***** SUPPLIED DATA *****

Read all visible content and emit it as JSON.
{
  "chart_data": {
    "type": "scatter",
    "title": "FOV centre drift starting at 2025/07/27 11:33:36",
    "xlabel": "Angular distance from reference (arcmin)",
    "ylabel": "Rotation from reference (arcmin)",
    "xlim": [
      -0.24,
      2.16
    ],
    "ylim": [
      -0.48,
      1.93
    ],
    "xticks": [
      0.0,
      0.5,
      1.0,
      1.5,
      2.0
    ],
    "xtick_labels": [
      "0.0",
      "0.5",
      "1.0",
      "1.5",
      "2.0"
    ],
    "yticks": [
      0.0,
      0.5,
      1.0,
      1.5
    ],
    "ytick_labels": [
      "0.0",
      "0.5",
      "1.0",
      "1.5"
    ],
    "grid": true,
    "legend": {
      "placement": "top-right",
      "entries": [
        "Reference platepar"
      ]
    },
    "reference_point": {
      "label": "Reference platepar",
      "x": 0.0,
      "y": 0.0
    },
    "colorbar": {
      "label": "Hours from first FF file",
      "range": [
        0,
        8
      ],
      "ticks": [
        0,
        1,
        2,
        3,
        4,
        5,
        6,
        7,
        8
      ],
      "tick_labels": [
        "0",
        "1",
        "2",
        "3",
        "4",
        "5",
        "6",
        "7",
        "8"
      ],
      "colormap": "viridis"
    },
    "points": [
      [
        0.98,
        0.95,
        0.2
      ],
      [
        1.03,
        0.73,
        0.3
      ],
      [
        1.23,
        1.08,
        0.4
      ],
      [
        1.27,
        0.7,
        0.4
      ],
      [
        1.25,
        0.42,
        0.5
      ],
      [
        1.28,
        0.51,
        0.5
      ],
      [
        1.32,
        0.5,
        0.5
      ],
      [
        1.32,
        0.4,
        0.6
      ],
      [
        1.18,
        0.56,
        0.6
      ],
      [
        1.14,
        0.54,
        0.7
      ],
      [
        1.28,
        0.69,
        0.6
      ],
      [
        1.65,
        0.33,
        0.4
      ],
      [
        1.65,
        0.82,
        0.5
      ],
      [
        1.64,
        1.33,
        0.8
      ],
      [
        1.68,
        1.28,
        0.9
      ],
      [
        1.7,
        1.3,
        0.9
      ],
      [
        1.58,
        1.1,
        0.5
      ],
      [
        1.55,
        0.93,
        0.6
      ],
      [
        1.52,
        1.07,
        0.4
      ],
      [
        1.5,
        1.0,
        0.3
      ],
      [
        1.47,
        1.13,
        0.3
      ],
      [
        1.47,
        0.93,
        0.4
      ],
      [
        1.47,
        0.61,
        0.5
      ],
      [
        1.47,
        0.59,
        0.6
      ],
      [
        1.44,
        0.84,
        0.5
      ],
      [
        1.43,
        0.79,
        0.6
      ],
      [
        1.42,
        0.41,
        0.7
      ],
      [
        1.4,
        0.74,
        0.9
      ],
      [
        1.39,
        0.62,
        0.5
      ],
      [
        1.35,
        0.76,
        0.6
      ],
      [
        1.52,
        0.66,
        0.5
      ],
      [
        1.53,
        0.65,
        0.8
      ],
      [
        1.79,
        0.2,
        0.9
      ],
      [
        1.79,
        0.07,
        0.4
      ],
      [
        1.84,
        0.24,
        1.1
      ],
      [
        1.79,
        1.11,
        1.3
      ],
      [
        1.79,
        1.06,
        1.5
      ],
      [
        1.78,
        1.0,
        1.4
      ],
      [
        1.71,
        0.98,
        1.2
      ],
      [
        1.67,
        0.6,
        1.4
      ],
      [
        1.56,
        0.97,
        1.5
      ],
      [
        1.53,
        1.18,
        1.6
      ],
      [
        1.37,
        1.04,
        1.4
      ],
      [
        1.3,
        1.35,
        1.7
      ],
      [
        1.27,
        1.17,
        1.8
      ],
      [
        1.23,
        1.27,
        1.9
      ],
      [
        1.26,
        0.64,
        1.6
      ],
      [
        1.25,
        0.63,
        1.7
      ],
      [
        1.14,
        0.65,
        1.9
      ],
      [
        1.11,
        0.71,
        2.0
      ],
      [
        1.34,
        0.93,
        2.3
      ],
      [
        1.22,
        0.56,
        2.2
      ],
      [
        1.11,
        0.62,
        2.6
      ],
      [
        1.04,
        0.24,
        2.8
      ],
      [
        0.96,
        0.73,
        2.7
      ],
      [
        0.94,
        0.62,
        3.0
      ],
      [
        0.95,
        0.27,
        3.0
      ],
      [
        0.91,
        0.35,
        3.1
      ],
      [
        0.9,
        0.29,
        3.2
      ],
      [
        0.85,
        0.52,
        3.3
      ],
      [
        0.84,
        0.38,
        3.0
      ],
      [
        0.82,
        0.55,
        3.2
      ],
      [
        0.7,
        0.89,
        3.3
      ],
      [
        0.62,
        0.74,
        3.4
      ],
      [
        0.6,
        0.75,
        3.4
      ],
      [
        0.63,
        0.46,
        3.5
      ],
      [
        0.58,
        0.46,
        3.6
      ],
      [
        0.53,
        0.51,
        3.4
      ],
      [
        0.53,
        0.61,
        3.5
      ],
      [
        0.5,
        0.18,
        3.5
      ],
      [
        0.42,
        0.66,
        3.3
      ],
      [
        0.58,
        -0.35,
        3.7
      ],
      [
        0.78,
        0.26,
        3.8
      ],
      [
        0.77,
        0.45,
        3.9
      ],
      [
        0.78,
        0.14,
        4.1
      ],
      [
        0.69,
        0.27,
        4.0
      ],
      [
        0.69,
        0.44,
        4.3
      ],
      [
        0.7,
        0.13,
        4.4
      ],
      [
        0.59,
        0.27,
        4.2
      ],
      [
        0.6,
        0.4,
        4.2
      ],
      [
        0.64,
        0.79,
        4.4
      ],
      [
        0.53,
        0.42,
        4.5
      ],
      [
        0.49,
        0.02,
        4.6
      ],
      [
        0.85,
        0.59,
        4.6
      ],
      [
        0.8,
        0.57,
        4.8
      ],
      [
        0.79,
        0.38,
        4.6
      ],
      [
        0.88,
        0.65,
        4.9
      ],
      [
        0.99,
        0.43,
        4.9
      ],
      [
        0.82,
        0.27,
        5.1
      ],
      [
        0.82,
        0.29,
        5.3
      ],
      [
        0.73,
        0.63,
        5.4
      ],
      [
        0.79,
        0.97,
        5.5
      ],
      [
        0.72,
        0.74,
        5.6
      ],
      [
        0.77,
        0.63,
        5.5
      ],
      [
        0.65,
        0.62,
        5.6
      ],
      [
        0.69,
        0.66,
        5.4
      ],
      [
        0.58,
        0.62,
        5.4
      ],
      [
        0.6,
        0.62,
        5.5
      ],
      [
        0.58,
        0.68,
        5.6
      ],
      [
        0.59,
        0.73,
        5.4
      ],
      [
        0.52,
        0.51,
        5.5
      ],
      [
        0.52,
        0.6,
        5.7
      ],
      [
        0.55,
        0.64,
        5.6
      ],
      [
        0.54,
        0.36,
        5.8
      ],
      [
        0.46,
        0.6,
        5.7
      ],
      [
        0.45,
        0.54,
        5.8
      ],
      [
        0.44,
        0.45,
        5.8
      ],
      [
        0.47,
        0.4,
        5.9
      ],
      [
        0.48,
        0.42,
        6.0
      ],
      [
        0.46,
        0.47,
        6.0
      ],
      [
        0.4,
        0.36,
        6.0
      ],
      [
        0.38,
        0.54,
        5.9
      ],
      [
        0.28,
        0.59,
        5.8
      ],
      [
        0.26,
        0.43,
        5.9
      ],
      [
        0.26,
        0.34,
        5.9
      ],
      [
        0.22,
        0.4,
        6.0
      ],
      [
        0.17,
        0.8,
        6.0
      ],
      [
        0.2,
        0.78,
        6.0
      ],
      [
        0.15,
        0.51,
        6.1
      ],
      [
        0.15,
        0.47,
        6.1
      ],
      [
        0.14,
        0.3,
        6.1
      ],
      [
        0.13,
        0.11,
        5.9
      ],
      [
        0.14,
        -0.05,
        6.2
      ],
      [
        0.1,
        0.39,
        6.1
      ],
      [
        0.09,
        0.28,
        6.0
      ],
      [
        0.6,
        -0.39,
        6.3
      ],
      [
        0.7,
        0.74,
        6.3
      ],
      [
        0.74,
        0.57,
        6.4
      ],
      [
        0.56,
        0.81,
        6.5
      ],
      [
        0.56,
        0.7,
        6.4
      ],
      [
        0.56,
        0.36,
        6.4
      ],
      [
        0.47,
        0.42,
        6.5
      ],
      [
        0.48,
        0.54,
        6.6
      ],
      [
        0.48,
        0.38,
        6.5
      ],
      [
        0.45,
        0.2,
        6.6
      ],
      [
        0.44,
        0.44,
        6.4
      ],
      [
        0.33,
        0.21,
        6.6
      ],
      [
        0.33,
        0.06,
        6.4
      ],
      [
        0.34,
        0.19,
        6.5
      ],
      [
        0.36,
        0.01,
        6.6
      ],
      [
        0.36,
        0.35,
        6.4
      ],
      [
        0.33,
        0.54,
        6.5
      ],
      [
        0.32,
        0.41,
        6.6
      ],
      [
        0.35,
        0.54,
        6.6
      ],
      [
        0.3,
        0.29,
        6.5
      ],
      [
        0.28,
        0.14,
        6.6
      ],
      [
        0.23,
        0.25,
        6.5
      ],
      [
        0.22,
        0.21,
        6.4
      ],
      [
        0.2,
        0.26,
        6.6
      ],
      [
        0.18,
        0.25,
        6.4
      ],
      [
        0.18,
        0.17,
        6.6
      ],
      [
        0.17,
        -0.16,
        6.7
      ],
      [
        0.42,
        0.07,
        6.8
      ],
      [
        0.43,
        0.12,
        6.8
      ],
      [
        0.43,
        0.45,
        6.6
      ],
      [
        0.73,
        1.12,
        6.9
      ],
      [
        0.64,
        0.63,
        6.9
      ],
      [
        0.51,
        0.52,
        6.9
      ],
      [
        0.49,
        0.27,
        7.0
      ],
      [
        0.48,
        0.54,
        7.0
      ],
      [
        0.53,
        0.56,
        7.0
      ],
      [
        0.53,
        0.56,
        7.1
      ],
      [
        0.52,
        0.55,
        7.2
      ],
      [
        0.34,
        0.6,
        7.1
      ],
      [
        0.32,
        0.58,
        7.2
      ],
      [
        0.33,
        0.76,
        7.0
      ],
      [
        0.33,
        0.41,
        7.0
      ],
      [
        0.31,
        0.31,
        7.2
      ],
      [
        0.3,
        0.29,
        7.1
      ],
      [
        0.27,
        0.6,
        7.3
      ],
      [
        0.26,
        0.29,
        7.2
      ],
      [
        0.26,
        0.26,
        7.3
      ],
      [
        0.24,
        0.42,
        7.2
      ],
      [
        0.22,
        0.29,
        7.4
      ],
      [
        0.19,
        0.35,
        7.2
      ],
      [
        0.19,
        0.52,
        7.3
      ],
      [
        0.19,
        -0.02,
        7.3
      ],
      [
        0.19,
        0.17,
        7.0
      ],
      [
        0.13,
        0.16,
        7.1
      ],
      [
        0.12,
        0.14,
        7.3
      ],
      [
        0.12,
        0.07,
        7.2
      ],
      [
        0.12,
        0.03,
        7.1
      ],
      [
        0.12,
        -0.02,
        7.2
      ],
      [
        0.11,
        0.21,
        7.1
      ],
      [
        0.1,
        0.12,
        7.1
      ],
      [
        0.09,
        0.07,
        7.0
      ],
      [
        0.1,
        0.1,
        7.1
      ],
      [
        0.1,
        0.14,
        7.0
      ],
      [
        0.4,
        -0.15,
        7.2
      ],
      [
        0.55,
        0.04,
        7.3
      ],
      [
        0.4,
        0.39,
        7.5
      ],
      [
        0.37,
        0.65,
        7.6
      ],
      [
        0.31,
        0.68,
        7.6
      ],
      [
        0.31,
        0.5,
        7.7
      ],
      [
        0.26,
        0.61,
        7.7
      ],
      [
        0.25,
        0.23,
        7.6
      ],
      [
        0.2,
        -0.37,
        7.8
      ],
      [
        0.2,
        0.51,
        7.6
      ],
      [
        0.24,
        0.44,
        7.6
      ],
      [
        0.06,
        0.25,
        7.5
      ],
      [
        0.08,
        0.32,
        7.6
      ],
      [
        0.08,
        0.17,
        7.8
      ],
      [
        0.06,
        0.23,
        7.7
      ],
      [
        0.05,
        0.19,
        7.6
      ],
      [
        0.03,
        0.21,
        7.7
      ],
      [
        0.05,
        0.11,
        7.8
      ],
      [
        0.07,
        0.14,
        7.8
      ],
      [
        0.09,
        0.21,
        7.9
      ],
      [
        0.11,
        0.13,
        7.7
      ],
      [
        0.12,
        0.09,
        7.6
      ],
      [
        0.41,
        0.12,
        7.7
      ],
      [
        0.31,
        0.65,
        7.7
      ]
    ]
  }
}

*****

WRITTEN REQUEST: Pull out each line of the records holding the string "arcmin".

SOLVED EXERCISE:
    "xlabel": "Angular distance from reference (arcmin)",
    "ylabel": "Rotation from reference (arcmin)",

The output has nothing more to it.